• [GIVEN TASK] Whenever a line below holds the word "color", copy that line.

• [LISTING]
start

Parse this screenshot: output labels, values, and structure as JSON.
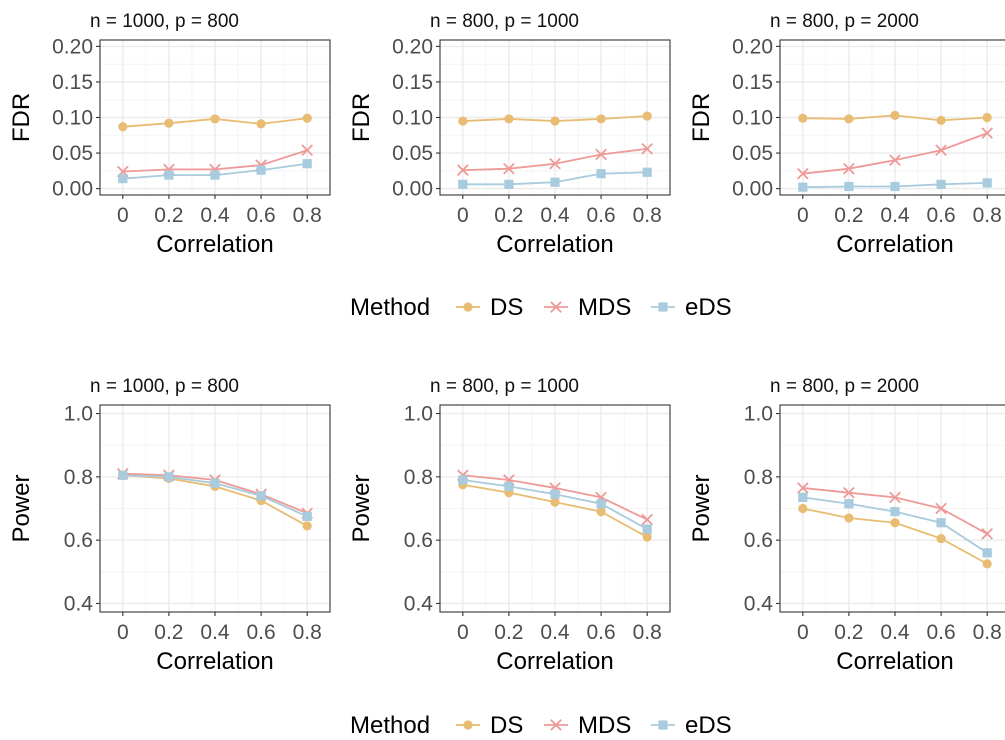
{
  "legend": {
    "title": "Method",
    "entries": [
      {
        "name": "DS",
        "color": "#E8BC72",
        "marker": "circle"
      },
      {
        "name": "MDS",
        "color": "#EE9A98",
        "marker": "cross"
      },
      {
        "name": "eDS",
        "color": "#A8CBDD",
        "marker": "square"
      }
    ]
  },
  "chart_data": [
    {
      "type": "line",
      "title": "n = 1000, p = 800",
      "xlabel": "Correlation",
      "ylabel": "FDR",
      "x": [
        0,
        0.2,
        0.4,
        0.6,
        0.8
      ],
      "x_tick_labels": [
        "0",
        "0.2",
        "0.4",
        "0.6",
        "0.8"
      ],
      "ylim": [
        0,
        0.2
      ],
      "y_ticks": [
        0,
        0.05,
        0.1,
        0.15,
        0.2
      ],
      "y_tick_labels": [
        "0.00",
        "0.05",
        "0.10",
        "0.15",
        "0.20"
      ],
      "grid": true,
      "series": [
        {
          "name": "DS",
          "values": [
            0.087,
            0.092,
            0.098,
            0.091,
            0.099
          ]
        },
        {
          "name": "MDS",
          "values": [
            0.024,
            0.027,
            0.027,
            0.033,
            0.054
          ]
        },
        {
          "name": "eDS",
          "values": [
            0.014,
            0.019,
            0.019,
            0.026,
            0.035
          ]
        }
      ]
    },
    {
      "type": "line",
      "title": "n = 800, p = 1000",
      "xlabel": "Correlation",
      "ylabel": "FDR",
      "x": [
        0,
        0.2,
        0.4,
        0.6,
        0.8
      ],
      "x_tick_labels": [
        "0",
        "0.2",
        "0.4",
        "0.6",
        "0.8"
      ],
      "ylim": [
        0,
        0.2
      ],
      "y_ticks": [
        0,
        0.05,
        0.1,
        0.15,
        0.2
      ],
      "y_tick_labels": [
        "0.00",
        "0.05",
        "0.10",
        "0.15",
        "0.20"
      ],
      "grid": true,
      "series": [
        {
          "name": "DS",
          "values": [
            0.095,
            0.098,
            0.095,
            0.098,
            0.102
          ]
        },
        {
          "name": "MDS",
          "values": [
            0.026,
            0.028,
            0.035,
            0.048,
            0.056
          ]
        },
        {
          "name": "eDS",
          "values": [
            0.006,
            0.006,
            0.009,
            0.021,
            0.023
          ]
        }
      ]
    },
    {
      "type": "line",
      "title": "n = 800, p = 2000",
      "xlabel": "Correlation",
      "ylabel": "FDR",
      "x": [
        0,
        0.2,
        0.4,
        0.6,
        0.8
      ],
      "x_tick_labels": [
        "0",
        "0.2",
        "0.4",
        "0.6",
        "0.8"
      ],
      "ylim": [
        0,
        0.2
      ],
      "y_ticks": [
        0,
        0.05,
        0.1,
        0.15,
        0.2
      ],
      "y_tick_labels": [
        "0.00",
        "0.05",
        "0.10",
        "0.15",
        "0.20"
      ],
      "grid": true,
      "series": [
        {
          "name": "DS",
          "values": [
            0.099,
            0.098,
            0.103,
            0.096,
            0.1
          ]
        },
        {
          "name": "MDS",
          "values": [
            0.021,
            0.028,
            0.04,
            0.054,
            0.078
          ]
        },
        {
          "name": "eDS",
          "values": [
            0.002,
            0.003,
            0.003,
            0.006,
            0.008
          ]
        }
      ]
    },
    {
      "type": "line",
      "title": "n = 1000, p = 800",
      "xlabel": "Correlation",
      "ylabel": "Power",
      "x": [
        0,
        0.2,
        0.4,
        0.6,
        0.8
      ],
      "x_tick_labels": [
        "0",
        "0.2",
        "0.4",
        "0.6",
        "0.8"
      ],
      "ylim": [
        0.4,
        1.0
      ],
      "y_ticks": [
        0.4,
        0.6,
        0.8,
        1.0
      ],
      "y_tick_labels": [
        "0.4",
        "0.6",
        "0.8",
        "1.0"
      ],
      "grid": true,
      "series": [
        {
          "name": "DS",
          "values": [
            0.805,
            0.795,
            0.77,
            0.725,
            0.645
          ]
        },
        {
          "name": "MDS",
          "values": [
            0.81,
            0.805,
            0.79,
            0.745,
            0.685
          ]
        },
        {
          "name": "eDS",
          "values": [
            0.805,
            0.8,
            0.78,
            0.74,
            0.675
          ]
        }
      ]
    },
    {
      "type": "line",
      "title": "n = 800, p = 1000",
      "xlabel": "Correlation",
      "ylabel": "Power",
      "x": [
        0,
        0.2,
        0.4,
        0.6,
        0.8
      ],
      "x_tick_labels": [
        "0",
        "0.2",
        "0.4",
        "0.6",
        "0.8"
      ],
      "ylim": [
        0.4,
        1.0
      ],
      "y_ticks": [
        0.4,
        0.6,
        0.8,
        1.0
      ],
      "y_tick_labels": [
        "0.4",
        "0.6",
        "0.8",
        "1.0"
      ],
      "grid": true,
      "series": [
        {
          "name": "DS",
          "values": [
            0.775,
            0.75,
            0.72,
            0.69,
            0.61
          ]
        },
        {
          "name": "MDS",
          "values": [
            0.805,
            0.79,
            0.765,
            0.735,
            0.665
          ]
        },
        {
          "name": "eDS",
          "values": [
            0.79,
            0.77,
            0.745,
            0.715,
            0.635
          ]
        }
      ]
    },
    {
      "type": "line",
      "title": "n = 800, p = 2000",
      "xlabel": "Correlation",
      "ylabel": "Power",
      "x": [
        0,
        0.2,
        0.4,
        0.6,
        0.8
      ],
      "x_tick_labels": [
        "0",
        "0.2",
        "0.4",
        "0.6",
        "0.8"
      ],
      "ylim": [
        0.4,
        1.0
      ],
      "y_ticks": [
        0.4,
        0.6,
        0.8,
        1.0
      ],
      "y_tick_labels": [
        "0.4",
        "0.6",
        "0.8",
        "1.0"
      ],
      "grid": true,
      "series": [
        {
          "name": "DS",
          "values": [
            0.7,
            0.67,
            0.655,
            0.605,
            0.525
          ]
        },
        {
          "name": "MDS",
          "values": [
            0.765,
            0.75,
            0.735,
            0.7,
            0.62
          ]
        },
        {
          "name": "eDS",
          "values": [
            0.735,
            0.715,
            0.69,
            0.655,
            0.56
          ]
        }
      ]
    }
  ]
}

end

• [SOLUTION TO THE PROBLEM]
        "color": "#E8BC72",
        "color": "#EE9A98",
        "color": "#A8CBDD",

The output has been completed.